Rows from a layout dataset:
########

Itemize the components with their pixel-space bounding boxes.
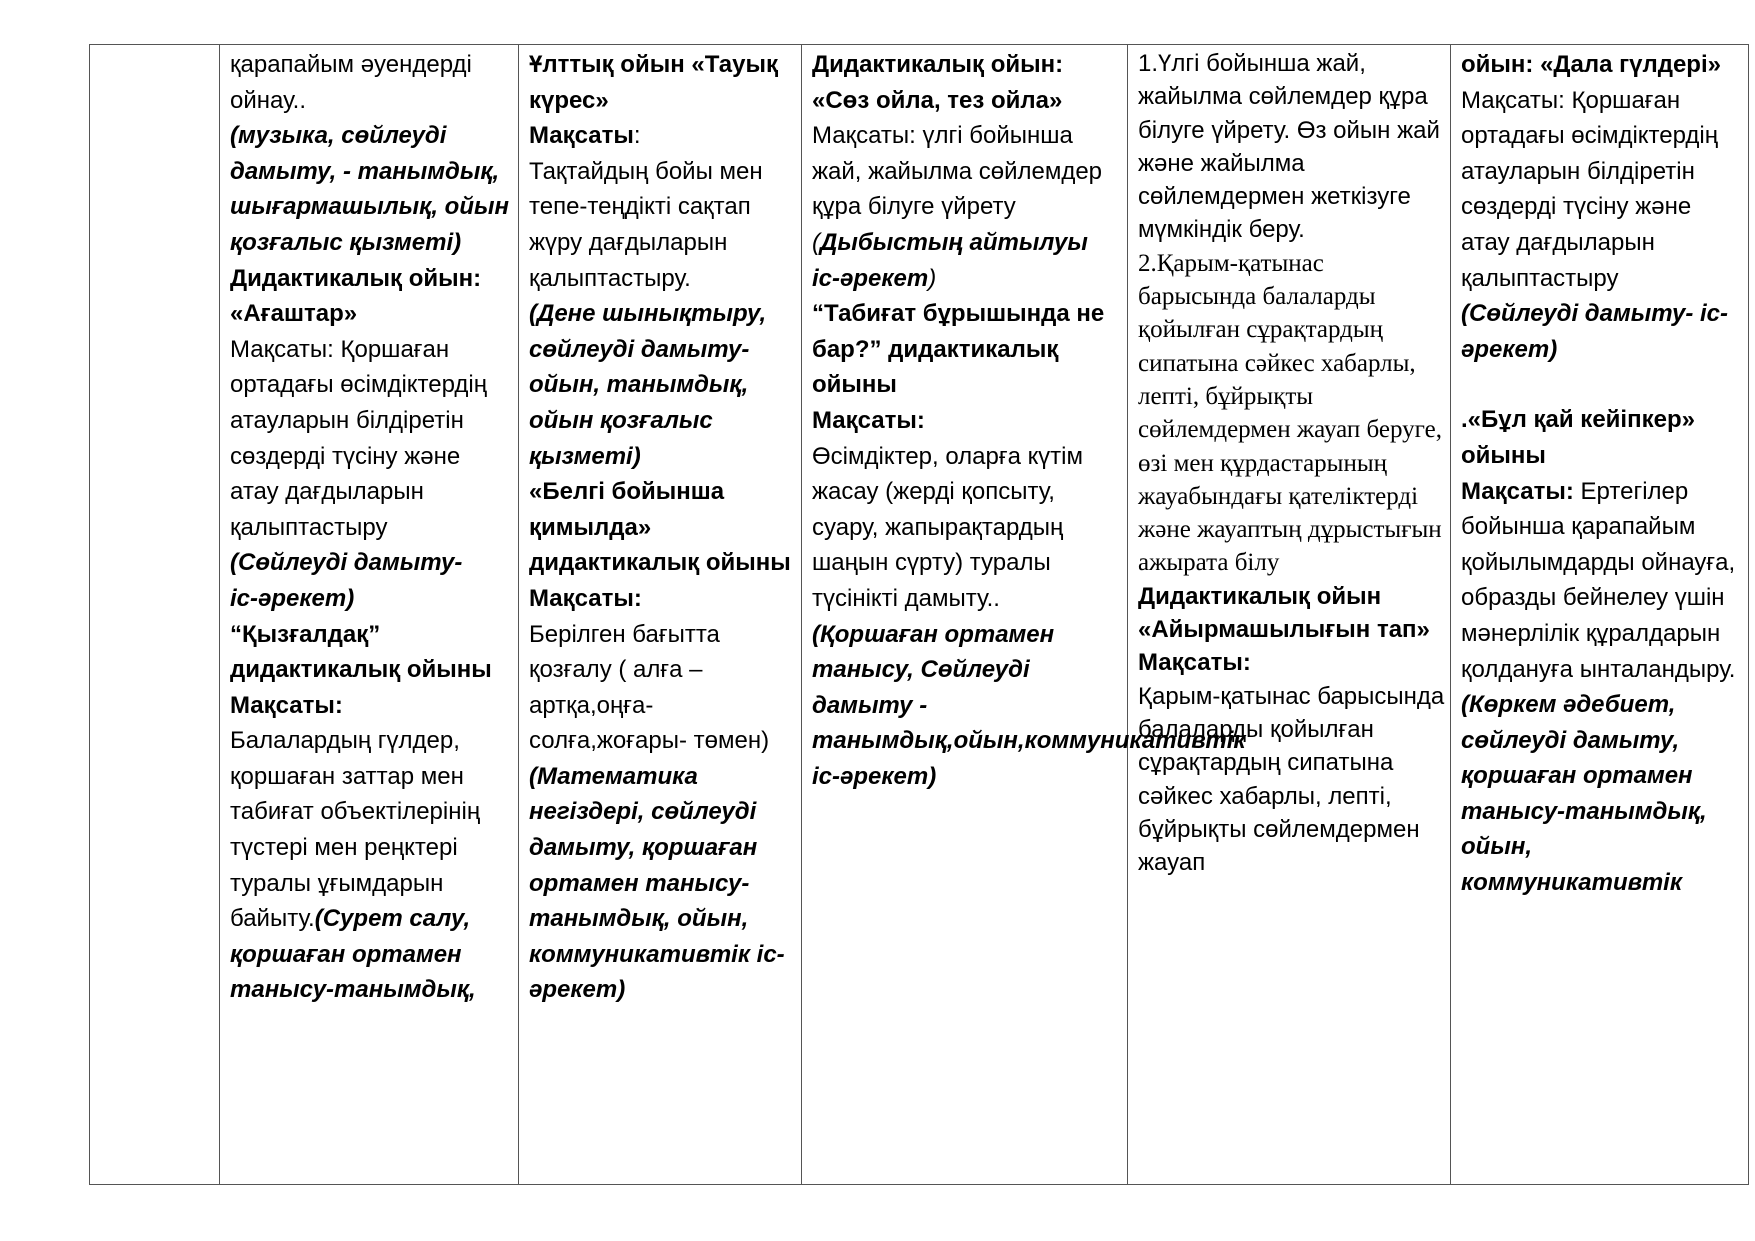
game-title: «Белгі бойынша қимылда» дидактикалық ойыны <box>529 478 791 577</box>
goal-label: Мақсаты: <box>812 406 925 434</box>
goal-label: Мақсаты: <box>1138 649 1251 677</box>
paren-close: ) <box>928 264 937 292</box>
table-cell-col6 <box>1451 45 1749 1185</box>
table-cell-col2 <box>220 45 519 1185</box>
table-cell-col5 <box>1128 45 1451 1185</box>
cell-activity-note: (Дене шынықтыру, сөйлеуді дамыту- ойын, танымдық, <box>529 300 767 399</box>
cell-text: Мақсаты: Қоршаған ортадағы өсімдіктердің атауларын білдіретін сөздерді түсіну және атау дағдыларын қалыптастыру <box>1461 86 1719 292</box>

########

▶ **What you will do**: Duplicate the lines word for word, starting at the line that contains "478 791 577</box>" and ending at the line that contains "table-cell-col2 <box>220 45 519 1185</box>", both included.

▶ **Correct response**:
game-title: «Белгі бойынша қимылда» дидактикалық ойыны <box>529 478 791 577</box>
goal-label: Мақсаты: <box>812 406 925 434</box>
goal-label: Мақсаты: <box>1138 649 1251 677</box>
paren-close: ) <box>928 264 937 292</box>
table-cell-col6 <box>1451 45 1749 1185</box>
table-cell-col2 <box>220 45 519 1185</box>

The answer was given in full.